§ **Description of the task**
Return the lines below that contain "expressions".

§ **Material for this task**
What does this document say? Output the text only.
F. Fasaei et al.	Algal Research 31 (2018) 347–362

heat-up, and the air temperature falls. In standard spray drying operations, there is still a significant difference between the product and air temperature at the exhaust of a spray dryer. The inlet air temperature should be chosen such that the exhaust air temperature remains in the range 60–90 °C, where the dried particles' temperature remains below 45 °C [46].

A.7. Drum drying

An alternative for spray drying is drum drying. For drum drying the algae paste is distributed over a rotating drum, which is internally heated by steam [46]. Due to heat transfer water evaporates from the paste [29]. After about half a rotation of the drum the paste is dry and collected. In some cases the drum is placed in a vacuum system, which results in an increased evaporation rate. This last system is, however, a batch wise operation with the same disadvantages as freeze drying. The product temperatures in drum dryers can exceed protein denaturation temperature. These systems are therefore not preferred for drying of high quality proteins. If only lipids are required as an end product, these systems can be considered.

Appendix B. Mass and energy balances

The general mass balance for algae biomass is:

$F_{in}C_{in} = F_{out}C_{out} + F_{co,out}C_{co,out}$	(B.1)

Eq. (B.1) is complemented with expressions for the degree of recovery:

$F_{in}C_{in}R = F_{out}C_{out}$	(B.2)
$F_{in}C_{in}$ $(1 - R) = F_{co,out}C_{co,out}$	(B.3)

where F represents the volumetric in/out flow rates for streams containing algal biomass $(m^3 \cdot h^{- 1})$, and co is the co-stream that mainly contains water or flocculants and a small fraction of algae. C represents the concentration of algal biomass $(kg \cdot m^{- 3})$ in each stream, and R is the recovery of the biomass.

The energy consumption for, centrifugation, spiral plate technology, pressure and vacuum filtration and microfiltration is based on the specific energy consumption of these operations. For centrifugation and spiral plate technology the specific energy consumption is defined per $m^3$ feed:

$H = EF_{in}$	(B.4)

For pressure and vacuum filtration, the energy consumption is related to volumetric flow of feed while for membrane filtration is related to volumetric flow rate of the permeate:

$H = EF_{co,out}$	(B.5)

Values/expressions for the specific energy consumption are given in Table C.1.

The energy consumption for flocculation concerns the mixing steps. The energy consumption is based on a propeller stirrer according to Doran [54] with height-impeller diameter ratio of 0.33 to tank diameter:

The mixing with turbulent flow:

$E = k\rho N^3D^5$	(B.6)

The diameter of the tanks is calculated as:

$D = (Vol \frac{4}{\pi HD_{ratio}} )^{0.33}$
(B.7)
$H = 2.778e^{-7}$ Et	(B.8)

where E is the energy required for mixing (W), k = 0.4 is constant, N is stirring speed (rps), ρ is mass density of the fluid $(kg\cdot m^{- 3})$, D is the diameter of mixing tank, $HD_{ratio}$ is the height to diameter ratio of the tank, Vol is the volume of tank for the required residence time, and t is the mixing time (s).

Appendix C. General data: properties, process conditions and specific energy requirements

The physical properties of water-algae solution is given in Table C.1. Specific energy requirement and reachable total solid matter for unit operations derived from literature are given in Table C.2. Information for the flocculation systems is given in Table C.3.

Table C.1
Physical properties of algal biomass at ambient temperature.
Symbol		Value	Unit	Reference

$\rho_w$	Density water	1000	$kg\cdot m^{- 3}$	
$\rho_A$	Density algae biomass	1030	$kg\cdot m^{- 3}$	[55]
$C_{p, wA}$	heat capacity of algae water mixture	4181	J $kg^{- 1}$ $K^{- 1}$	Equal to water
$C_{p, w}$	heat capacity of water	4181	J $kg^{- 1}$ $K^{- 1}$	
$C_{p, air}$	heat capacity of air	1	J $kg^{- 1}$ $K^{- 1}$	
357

* * *

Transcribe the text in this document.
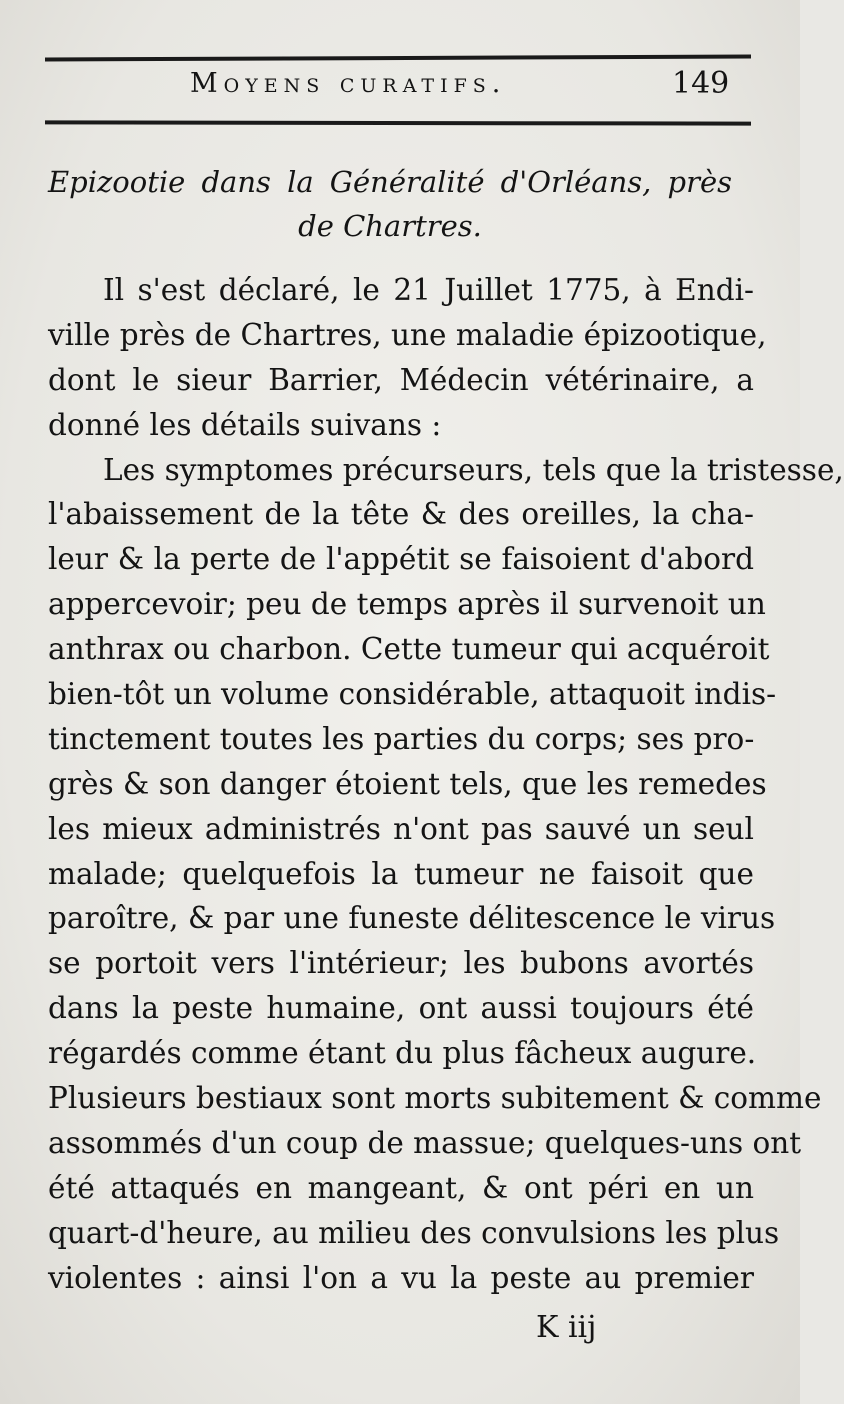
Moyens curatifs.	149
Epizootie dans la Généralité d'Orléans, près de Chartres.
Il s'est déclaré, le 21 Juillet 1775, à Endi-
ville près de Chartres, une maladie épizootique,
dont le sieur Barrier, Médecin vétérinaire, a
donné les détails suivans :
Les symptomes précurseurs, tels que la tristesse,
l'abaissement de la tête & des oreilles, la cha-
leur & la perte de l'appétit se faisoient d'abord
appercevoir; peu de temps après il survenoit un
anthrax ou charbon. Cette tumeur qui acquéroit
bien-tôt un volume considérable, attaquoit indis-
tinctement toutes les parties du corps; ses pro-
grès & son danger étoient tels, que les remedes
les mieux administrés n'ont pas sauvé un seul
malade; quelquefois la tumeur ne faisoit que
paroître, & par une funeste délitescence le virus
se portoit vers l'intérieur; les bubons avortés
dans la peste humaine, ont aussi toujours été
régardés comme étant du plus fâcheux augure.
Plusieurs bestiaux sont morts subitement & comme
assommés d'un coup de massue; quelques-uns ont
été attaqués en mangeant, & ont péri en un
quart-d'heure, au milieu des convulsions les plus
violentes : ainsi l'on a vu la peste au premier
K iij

§ **Expected answer**
Eq. (B.1) is complemented with expressions for the degree of recovery:
Values/expressions for the specific energy consumption are given in Table C.1.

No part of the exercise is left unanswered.